Stored dataset items:
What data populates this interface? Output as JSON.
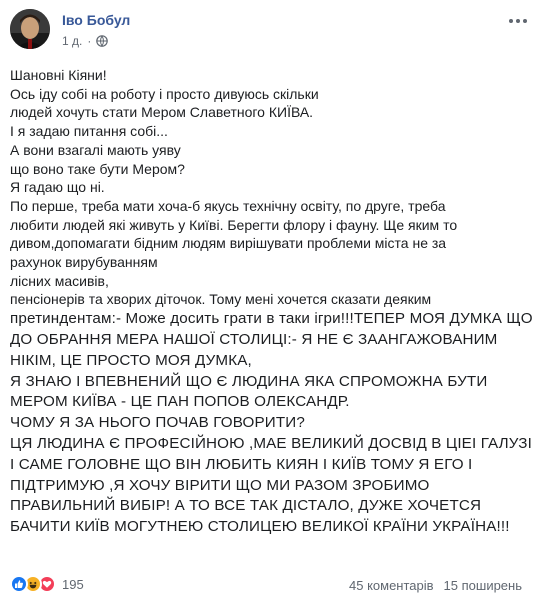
{
  "post": {
    "author": "Іво Бобул",
    "timestamp": "1 д.",
    "privacy_icon": "globe-icon",
    "lines": [
      "Шановні Кіяни!",
      "Ось іду собі на роботу і просто дивуюсь скільки",
      "людей хочуть стати Мером Славетного КИЇВА.",
      "І я задаю питання собі...",
      "А вони взагалі мають уяву",
      "що воно таке бути Мером?",
      "Я гадаю що ні.",
      "По перше, треба мати хоча-б якусь технічну освіту, по друге, треба",
      "любити людей які живуть у Київі. Берегти флору і фауну. Ще яким то",
      "дивом,допомагати бідним людям вирішувати проблеми міста не за",
      "рахунок вирубуванням",
      "лісних масивів,",
      "пенсіонерів та хворих діточок. Тому мені хочется сказати деяким",
      "претиндентам:- Може досить грати в таки ігри!!!ТЕПЕР МОЯ ДУМКА ЩО",
      "ДО ОБРАННЯ МЕРА НАШОЇ СТОЛИЦІ:- Я НЕ Є ЗААНГАЖОВАНИМ",
      "НІКІМ, ЦЕ ПРОСТО МОЯ ДУМКА,",
      "Я ЗНАЮ І ВПЕВНЕНИЙ ЩО Є ЛЮДИНА ЯКА СПРОМОЖНА БУТИ",
      "МЕРОМ КИЇВА - ЦЕ ПАН ПОПОВ ОЛЕКСАНДР.",
      "ЧОМУ Я ЗА НЬОГО ПОЧАВ ГОВОРИТИ?",
      "ЦЯ ЛЮДИНА Є ПРОФЕСІЙНОЮ ,МАЕ ВЕЛИКИЙ ДОСВІД В ЦІЕІ ГАЛУЗІ",
      "І САМЕ ГОЛОВНЕ ЩО ВІН ЛЮБИТЬ КИЯН І КИЇВ ТОМУ Я ЕГО І",
      "ПІДТРИМУЮ ,Я ХОЧУ ВІРИТИ ЩО МИ РАЗОМ ЗРОБИМО",
      "ПРАВИЛЬНИЙ ВИБІР! А ТО ВСЕ ТАК ДІСТАЛО, ДУЖЕ ХОЧЕТСЯ",
      "БАЧИТИ КИЇВ МОГУТНЕЮ СТОЛИЦЕЮ ВЕЛИКОЇ КРАЇНИ УКРАЇНА!!!"
    ]
  },
  "footer": {
    "reaction_icons": [
      "like-icon",
      "haha-icon",
      "love-icon"
    ],
    "reaction_count": "195",
    "comments": "45 коментарів",
    "shares": "15 поширень"
  },
  "colors": {
    "author_link": "#385898",
    "meta_text": "#606770",
    "like": "#1877f2",
    "haha": "#f7b125",
    "love": "#f33e58"
  }
}
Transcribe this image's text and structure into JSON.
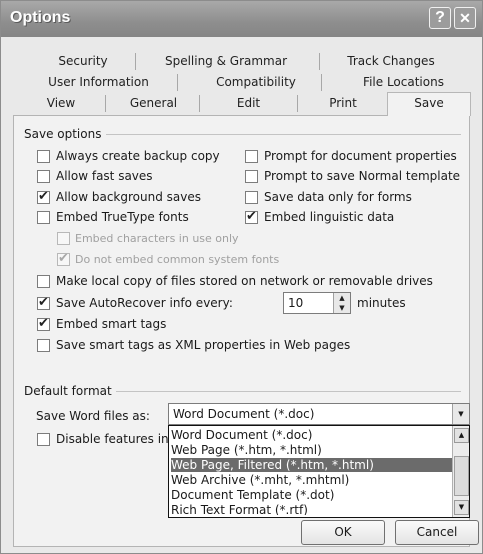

WORK INSTRUCTIONS
Consider the entries above and return each line with the string "людей".

REPLY
      "людей хочуть стати Мером Славетного КИЇВА.",
      "любити людей які живуть у Київі. Берегти флору і фауну. Ще яким то",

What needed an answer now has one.